# [WHAT THIS TASK INVOLVES]
Scan the following material for the string "student" and copy each line in which it appears.

◇ ◇ ◇

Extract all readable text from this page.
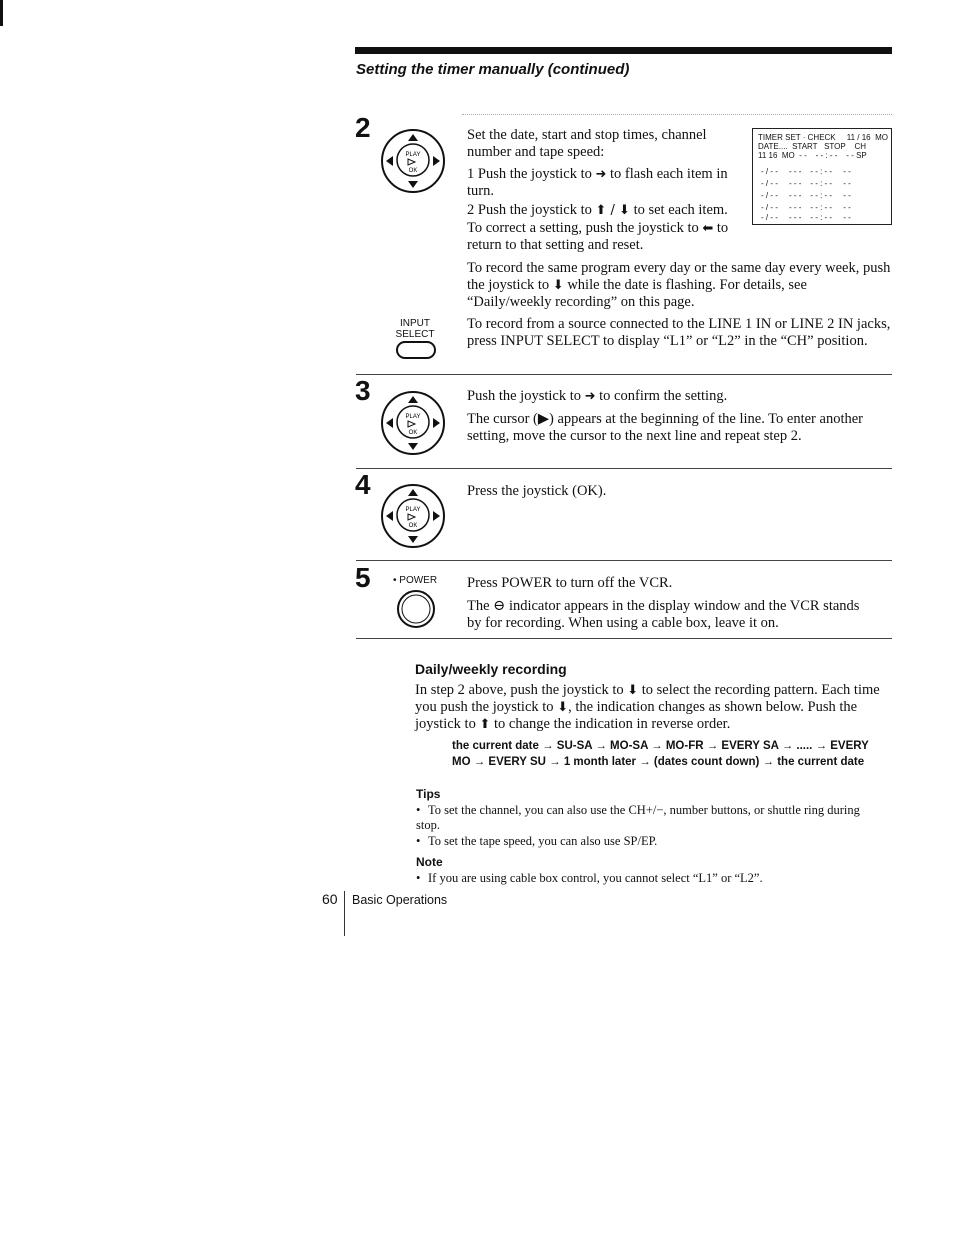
Setting the timer manually (continued)
2
PLAY
OK
Set the date, start and stop times, channel number and tape speed:
1 Push the joystick to ➜ to flash each item in turn.
2 Push the joystick to ⬆ / ⬇ to set each item.
To correct a setting, push the joystick to ⬅ to return to that setting and reset.
TIMER SET · CHECK     11 / 16  MO
DATE....  START   STOP    CH
11 16  MO  - -    - - : - -    - - SP
- / - -     - - -    - - : - -     - -
- / - -     - - -    - - : - -     - -
- / - -     - - -    - - : - -     - -
- / - -     - - -    - - : - -     - -
- / - -     - - -    - - : - -     - -
To record the same program every day or the same day every week, push the joystick to ⬇ while the date is flashing. For details, see “Daily/weekly recording” on this page.
INPUT
SELECT
To record from a source connected to the LINE 1 IN or LINE 2 IN jacks, press INPUT SELECT to display “L1” or “L2” in the “CH” position.
3
PLAY
OK
Push the joystick to ➜ to confirm the setting.
The cursor (▶) appears at the beginning of the line. To enter another setting, move the cursor to the next line and repeat step 2.
4
PLAY
OK
Press the joystick (OK).
5 • POWER Press POWER to turn off the VCR.
The ⊖ indicator appears in the display window and the VCR stands by for recording. When using a cable box, leave it on.
Daily/weekly recording
In step 2 above, push the joystick to ⬇ to select the recording pattern. Each time you push the joystick to ⬇, the indication changes as shown below. Push the joystick to ⬆ to change the indication in reverse order.
the current date → SU-SA → MO-SA → MO-FR → EVERY SA → ..... → EVERY MO → EVERY SU → 1 month later → (dates count down) → the current date
Tips
• To set the channel, you can also use the CH+/−, number buttons, or shuttle ring during stop.
• To set the tape speed, you can also use SP/EP.
Note
• If you are using cable box control, you cannot select “L1” or “L2”.
60 Basic Operations
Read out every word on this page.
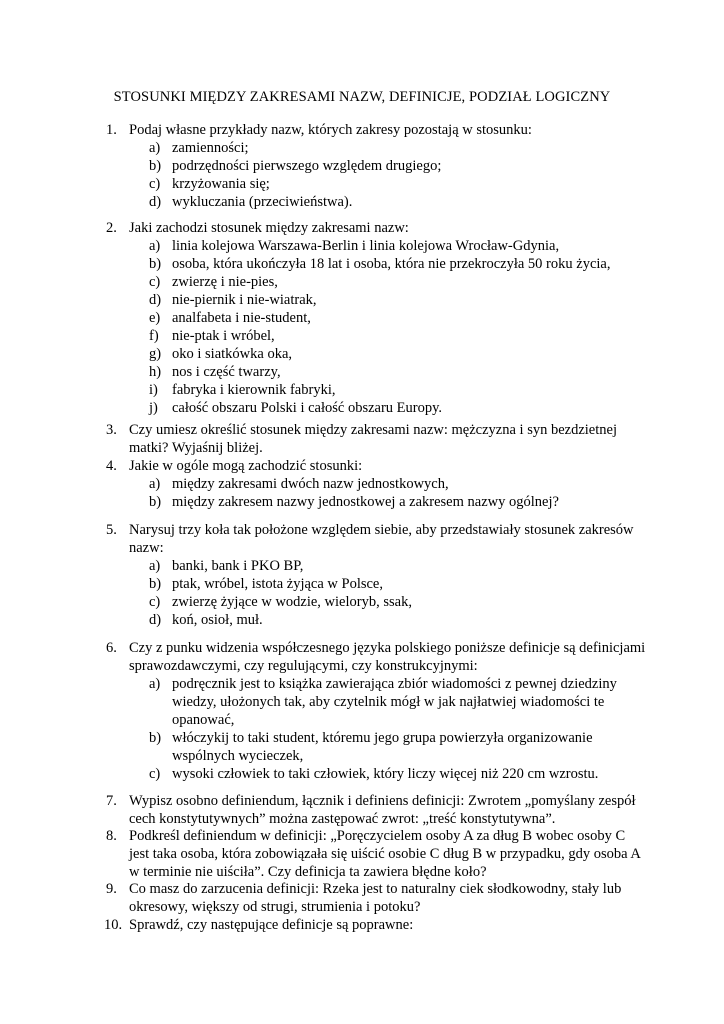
STOSUNKI MIĘDZY ZAKRESAMI NAZW, DEFINICJE, PODZIAŁ LOGICZNY
1. Podaj własne przykłady nazw, których zakresy pozostają w stosunku:
a) zamienności;
b) podrzędności pierwszego względem drugiego;
c) krzyżowania się;
d) wykluczania (przeciwieństwa).
2. Jaki zachodzi stosunek między zakresami nazw:
a) linia kolejowa Warszawa-Berlin i linia kolejowa Wrocław-Gdynia,
b) osoba, która ukończyła 18 lat i osoba, która nie przekroczyła 50 roku życia,
c) zwierzę i nie-pies,
d) nie-piernik i nie-wiatrak,
e) analfabeta i nie-student,
f) nie-ptak i wróbel,
g) oko i siatkówka oka,
h) nos i część twarzy,
i) fabryka i kierownik fabryki,
j) całość obszaru Polski i całość obszaru Europy.
3. Czy umiesz określić stosunek między zakresami nazw: mężczyzna i syn bezdzietnej matki? Wyjaśnij bliżej.
4. Jakie w ogóle mogą zachodzić stosunki:
a) między zakresami dwóch nazw jednostkowych,
b) między zakresem nazwy jednostkowej a zakresem nazwy ogólnej?
5. Narysuj trzy koła tak położone względem siebie, aby przedstawiały stosunek zakresów nazw:
a) banki, bank i PKO BP,
b) ptak, wróbel, istota żyjąca w Polsce,
c) zwierzę żyjące w wodzie, wieloryb, ssak,
d) koń, osioł, muł.
6. Czy z punku widzenia współczesnego języka polskiego poniższe definicje są definicjami sprawozdawczymi, czy regulującymi, czy konstrukcyjnymi:
a) podręcznik jest to książka zawierająca zbiór wiadomości z pewnej dziedziny wiedzy, ułożonych tak, aby czytelnik mógł w jak najłatwiej wiadomości te opanować,
b) włóczykij to taki student, któremu jego grupa powierzyła organizowanie wspólnych wycieczek,
c) wysoki człowiek to taki człowiek, który liczy więcej niż 220 cm wzrostu.
7. Wypisz osobno definiendum, łącznik i definiens definicji: Zwrotem „pomyślany zespół cech konstytutywnych” można zastępować zwrot: „treść konstytutywna”.
8. Podkreśl definiendum w definicji: „Poręczycielem osoby A za dług B wobec osoby C jest taka osoba, która zobowiązała się uiścić osobie C dług B w przypadku, gdy osoba A w terminie nie uiściła”. Czy definicja ta zawiera błędne koło?
9. Co masz do zarzucenia definicji: Rzeka jest to naturalny ciek słodkowodny, stały lub okresowy, większy od strugi, strumienia i potoku?
10. Sprawdź, czy następujące definicje są poprawne:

◇ ◇ ◇

# [ANSWER TO THE EXERCISE]
e) analfabeta i nie-student,
b) włóczykij to taki student, któremu jego grupa powierzyła organizowanie wspólnych wycieczek,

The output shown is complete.